> _What to produce_
Write every entry out again exactly, please, and skip the pictures.

** BEGIN Data supplied **

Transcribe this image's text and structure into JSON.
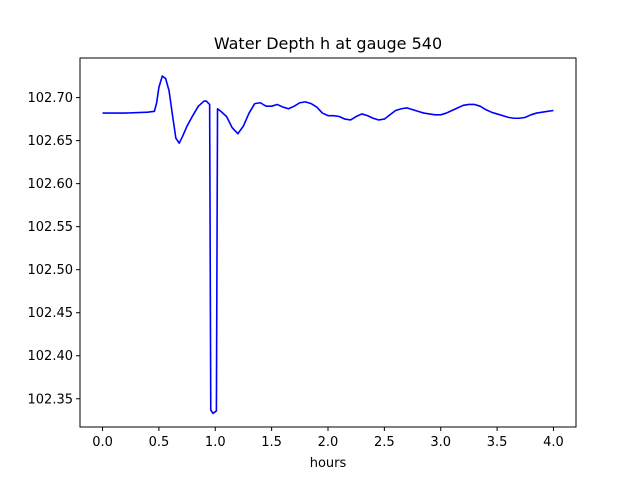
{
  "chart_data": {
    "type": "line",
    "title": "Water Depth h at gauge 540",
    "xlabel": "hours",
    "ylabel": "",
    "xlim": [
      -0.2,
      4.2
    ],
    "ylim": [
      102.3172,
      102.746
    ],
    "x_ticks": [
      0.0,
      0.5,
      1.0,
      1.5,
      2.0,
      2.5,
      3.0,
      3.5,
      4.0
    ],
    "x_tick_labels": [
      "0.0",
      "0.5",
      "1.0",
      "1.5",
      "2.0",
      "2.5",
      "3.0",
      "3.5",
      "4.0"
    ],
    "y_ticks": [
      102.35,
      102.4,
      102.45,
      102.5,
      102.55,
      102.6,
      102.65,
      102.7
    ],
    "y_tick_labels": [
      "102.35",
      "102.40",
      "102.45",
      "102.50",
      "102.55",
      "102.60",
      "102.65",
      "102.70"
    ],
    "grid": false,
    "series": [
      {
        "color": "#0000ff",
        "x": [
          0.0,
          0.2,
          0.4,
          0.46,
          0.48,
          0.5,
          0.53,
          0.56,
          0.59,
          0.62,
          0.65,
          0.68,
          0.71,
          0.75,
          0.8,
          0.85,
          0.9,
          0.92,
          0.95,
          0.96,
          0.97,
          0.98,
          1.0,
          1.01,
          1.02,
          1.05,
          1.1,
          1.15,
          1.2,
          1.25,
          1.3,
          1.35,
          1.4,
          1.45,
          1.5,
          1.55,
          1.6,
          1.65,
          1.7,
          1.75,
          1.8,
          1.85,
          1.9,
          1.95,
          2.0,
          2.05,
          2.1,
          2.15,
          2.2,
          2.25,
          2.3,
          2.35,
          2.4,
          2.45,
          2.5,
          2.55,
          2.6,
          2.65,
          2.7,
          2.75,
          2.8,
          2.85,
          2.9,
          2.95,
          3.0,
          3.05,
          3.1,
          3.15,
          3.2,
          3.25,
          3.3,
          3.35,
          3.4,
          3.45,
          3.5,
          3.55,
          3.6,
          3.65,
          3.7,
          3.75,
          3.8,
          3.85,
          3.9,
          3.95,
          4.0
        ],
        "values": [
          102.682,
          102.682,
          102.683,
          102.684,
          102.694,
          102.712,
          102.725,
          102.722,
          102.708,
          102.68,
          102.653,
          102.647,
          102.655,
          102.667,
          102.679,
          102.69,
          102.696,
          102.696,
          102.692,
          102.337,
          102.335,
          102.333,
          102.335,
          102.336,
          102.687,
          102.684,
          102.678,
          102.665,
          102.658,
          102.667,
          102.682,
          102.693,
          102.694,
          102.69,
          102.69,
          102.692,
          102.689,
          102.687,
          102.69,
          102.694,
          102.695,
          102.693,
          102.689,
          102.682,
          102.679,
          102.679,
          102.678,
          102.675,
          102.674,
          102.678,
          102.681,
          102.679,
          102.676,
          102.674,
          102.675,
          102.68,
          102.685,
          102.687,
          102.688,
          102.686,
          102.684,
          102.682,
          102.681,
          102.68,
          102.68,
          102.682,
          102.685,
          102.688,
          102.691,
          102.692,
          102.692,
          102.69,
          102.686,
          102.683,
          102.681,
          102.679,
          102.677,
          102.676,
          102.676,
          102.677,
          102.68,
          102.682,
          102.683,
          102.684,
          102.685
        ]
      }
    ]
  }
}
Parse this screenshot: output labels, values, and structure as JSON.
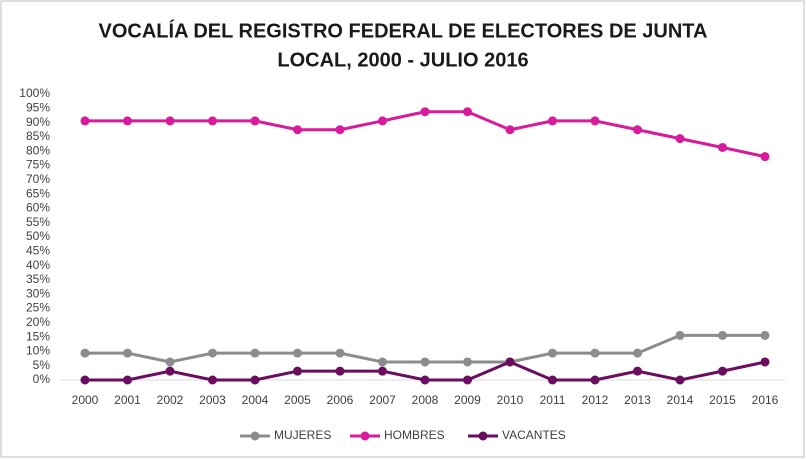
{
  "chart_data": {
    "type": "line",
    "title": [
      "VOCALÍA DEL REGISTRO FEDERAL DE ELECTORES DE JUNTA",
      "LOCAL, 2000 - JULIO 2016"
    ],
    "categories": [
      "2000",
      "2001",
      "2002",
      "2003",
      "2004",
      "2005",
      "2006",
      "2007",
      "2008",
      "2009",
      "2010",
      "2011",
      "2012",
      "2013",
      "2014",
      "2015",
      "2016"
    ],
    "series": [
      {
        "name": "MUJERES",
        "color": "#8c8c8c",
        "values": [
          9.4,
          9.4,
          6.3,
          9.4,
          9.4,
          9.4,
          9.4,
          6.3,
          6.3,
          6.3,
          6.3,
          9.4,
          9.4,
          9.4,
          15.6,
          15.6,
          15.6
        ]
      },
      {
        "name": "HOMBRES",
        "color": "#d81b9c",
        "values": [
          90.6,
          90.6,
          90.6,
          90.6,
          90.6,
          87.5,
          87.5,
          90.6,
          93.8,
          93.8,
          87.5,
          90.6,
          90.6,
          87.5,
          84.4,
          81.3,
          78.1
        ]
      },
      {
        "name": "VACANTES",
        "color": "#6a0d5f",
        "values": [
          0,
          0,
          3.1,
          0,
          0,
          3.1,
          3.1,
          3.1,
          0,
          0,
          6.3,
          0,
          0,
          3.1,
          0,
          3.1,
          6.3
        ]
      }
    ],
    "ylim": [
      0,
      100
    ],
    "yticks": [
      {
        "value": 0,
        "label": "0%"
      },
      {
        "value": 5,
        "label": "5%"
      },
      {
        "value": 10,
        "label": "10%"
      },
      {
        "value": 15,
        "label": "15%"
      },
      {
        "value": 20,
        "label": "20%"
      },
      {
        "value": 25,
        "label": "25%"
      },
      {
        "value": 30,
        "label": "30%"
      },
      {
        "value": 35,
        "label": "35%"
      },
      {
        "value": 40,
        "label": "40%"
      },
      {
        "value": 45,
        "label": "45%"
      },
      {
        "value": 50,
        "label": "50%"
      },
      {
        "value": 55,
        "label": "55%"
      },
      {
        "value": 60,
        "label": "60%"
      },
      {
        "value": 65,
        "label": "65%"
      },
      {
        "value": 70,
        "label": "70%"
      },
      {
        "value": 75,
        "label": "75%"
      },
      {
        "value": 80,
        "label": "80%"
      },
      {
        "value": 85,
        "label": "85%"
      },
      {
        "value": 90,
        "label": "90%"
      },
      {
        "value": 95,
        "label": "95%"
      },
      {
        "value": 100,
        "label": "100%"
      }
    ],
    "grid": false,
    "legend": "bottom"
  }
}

** END Data supplied **

> _Problem solution_
Transcribe this image's text and structure into JSON.
{
  "chart_data": {
    "type": "line",
    "title": "Water Depth h at gauge 540",
    "xlabel": "hours",
    "ylabel": "",
    "xlim": [
      -0.2,
      4.2
    ],
    "ylim": [
      102.3172,
      102.746
    ],
    "x_ticks": [
      0.0,
      0.5,
      1.0,
      1.5,
      2.0,
      2.5,
      3.0,
      3.5,
      4.0
    ],
    "x_tick_labels": [
      "0.0",
      "0.5",
      "1.0",
      "1.5",
      "2.0",
      "2.5",
      "3.0",
      "3.5",
      "4.0"
    ],
    "y_ticks": [
      102.35,
      102.4,
      102.45,
      102.5,
      102.55,
      102.6,
      102.65,
      102.7
    ],
    "y_tick_labels": [
      "102.35",
      "102.40",
      "102.45",
      "102.50",
      "102.55",
      "102.60",
      "102.65",
      "102.70"
    ],
    "grid": false,
    "series": [
      {
        "color": "#0000ff",
        "x": [
          0.0,
          0.2,
          0.4,
          0.46,
          0.48,
          0.5,
          0.53,
          0.56,
          0.59,
          0.62,
          0.65,
          0.68,
          0.71,
          0.75,
          0.8,
          0.85,
          0.9,
          0.92,
          0.95,
          0.96,
          0.97,
          0.98,
          1.0,
          1.01,
          1.02,
          1.05,
          1.1,
          1.15,
          1.2,
          1.25,
          1.3,
          1.35,
          1.4,
          1.45,
          1.5,
          1.55,
          1.6,
          1.65,
          1.7,
          1.75,
          1.8,
          1.85,
          1.9,
          1.95,
          2.0,
          2.05,
          2.1,
          2.15,
          2.2,
          2.25,
          2.3,
          2.35,
          2.4,
          2.45,
          2.5,
          2.55,
          2.6,
          2.65,
          2.7,
          2.75,
          2.8,
          2.85,
          2.9,
          2.95,
          3.0,
          3.05,
          3.1,
          3.15,
          3.2,
          3.25,
          3.3,
          3.35,
          3.4,
          3.45,
          3.5,
          3.55,
          3.6,
          3.65,
          3.7,
          3.75,
          3.8,
          3.85,
          3.9,
          3.95,
          4.0
        ],
        "values": [
          102.682,
          102.682,
          102.683,
          102.684,
          102.694,
          102.712,
          102.725,
          102.722,
          102.708,
          102.68,
          102.653,
          102.647,
          102.655,
          102.667,
          102.679,
          102.69,
          102.696,
          102.696,
          102.692,
          102.337,
          102.335,
          102.333,
          102.335,
          102.336,
          102.687,
          102.684,
          102.678,
          102.665,
          102.658,
          102.667,
          102.682,
          102.693,
          102.694,
          102.69,
          102.69,
          102.692,
          102.689,
          102.687,
          102.69,
          102.694,
          102.695,
          102.693,
          102.689,
          102.682,
          102.679,
          102.679,
          102.678,
          102.675,
          102.674,
          102.678,
          102.681,
          102.679,
          102.676,
          102.674,
          102.675,
          102.68,
          102.685,
          102.687,
          102.688,
          102.686,
          102.684,
          102.682,
          102.681,
          102.68,
          102.68,
          102.682,
          102.685,
          102.688,
          102.691,
          102.692,
          102.692,
          102.69,
          102.686,
          102.683,
          102.681,
          102.679,
          102.677,
          102.676,
          102.676,
          102.677,
          102.68,
          102.682,
          102.683,
          102.684,
          102.685
        ]
      }
    ]
  }
}
Parse this screenshot: output labels, values, and structure as JSON.
{
  "chart_data": {
    "type": "line",
    "title": [
      "VOCALÍA DEL REGISTRO FEDERAL DE ELECTORES DE JUNTA",
      "LOCAL, 2000 - JULIO 2016"
    ],
    "categories": [
      "2000",
      "2001",
      "2002",
      "2003",
      "2004",
      "2005",
      "2006",
      "2007",
      "2008",
      "2009",
      "2010",
      "2011",
      "2012",
      "2013",
      "2014",
      "2015",
      "2016"
    ],
    "series": [
      {
        "name": "MUJERES",
        "color": "#8c8c8c",
        "values": [
          9.4,
          9.4,
          6.3,
          9.4,
          9.4,
          9.4,
          9.4,
          6.3,
          6.3,
          6.3,
          6.3,
          9.4,
          9.4,
          9.4,
          15.6,
          15.6,
          15.6
        ]
      },
      {
        "name": "HOMBRES",
        "color": "#d81b9c",
        "values": [
          90.6,
          90.6,
          90.6,
          90.6,
          90.6,
          87.5,
          87.5,
          90.6,
          93.8,
          93.8,
          87.5,
          90.6,
          90.6,
          87.5,
          84.4,
          81.3,
          78.1
        ]
      },
      {
        "name": "VACANTES",
        "color": "#6a0d5f",
        "values": [
          0,
          0,
          3.1,
          0,
          0,
          3.1,
          3.1,
          3.1,
          0,
          0,
          6.3,
          0,
          0,
          3.1,
          0,
          3.1,
          6.3
        ]
      }
    ],
    "ylim": [
      0,
      100
    ],
    "yticks": [
      {
        "value": 0,
        "label": "0%"
      },
      {
        "value": 5,
        "label": "5%"
      },
      {
        "value": 10,
        "label": "10%"
      },
      {
        "value": 15,
        "label": "15%"
      },
      {
        "value": 20,
        "label": "20%"
      },
      {
        "value": 25,
        "label": "25%"
      },
      {
        "value": 30,
        "label": "30%"
      },
      {
        "value": 35,
        "label": "35%"
      },
      {
        "value": 40,
        "label": "40%"
      },
      {
        "value": 45,
        "label": "45%"
      },
      {
        "value": 50,
        "label": "50%"
      },
      {
        "value": 55,
        "label": "55%"
      },
      {
        "value": 60,
        "label": "60%"
      },
      {
        "value": 65,
        "label": "65%"
      },
      {
        "value": 70,
        "label": "70%"
      },
      {
        "value": 75,
        "label": "75%"
      },
      {
        "value": 80,
        "label": "80%"
      },
      {
        "value": 85,
        "label": "85%"
      },
      {
        "value": 90,
        "label": "90%"
      },
      {
        "value": 95,
        "label": "95%"
      },
      {
        "value": 100,
        "label": "100%"
      }
    ],
    "grid": false,
    "legend": "bottom"
  }
}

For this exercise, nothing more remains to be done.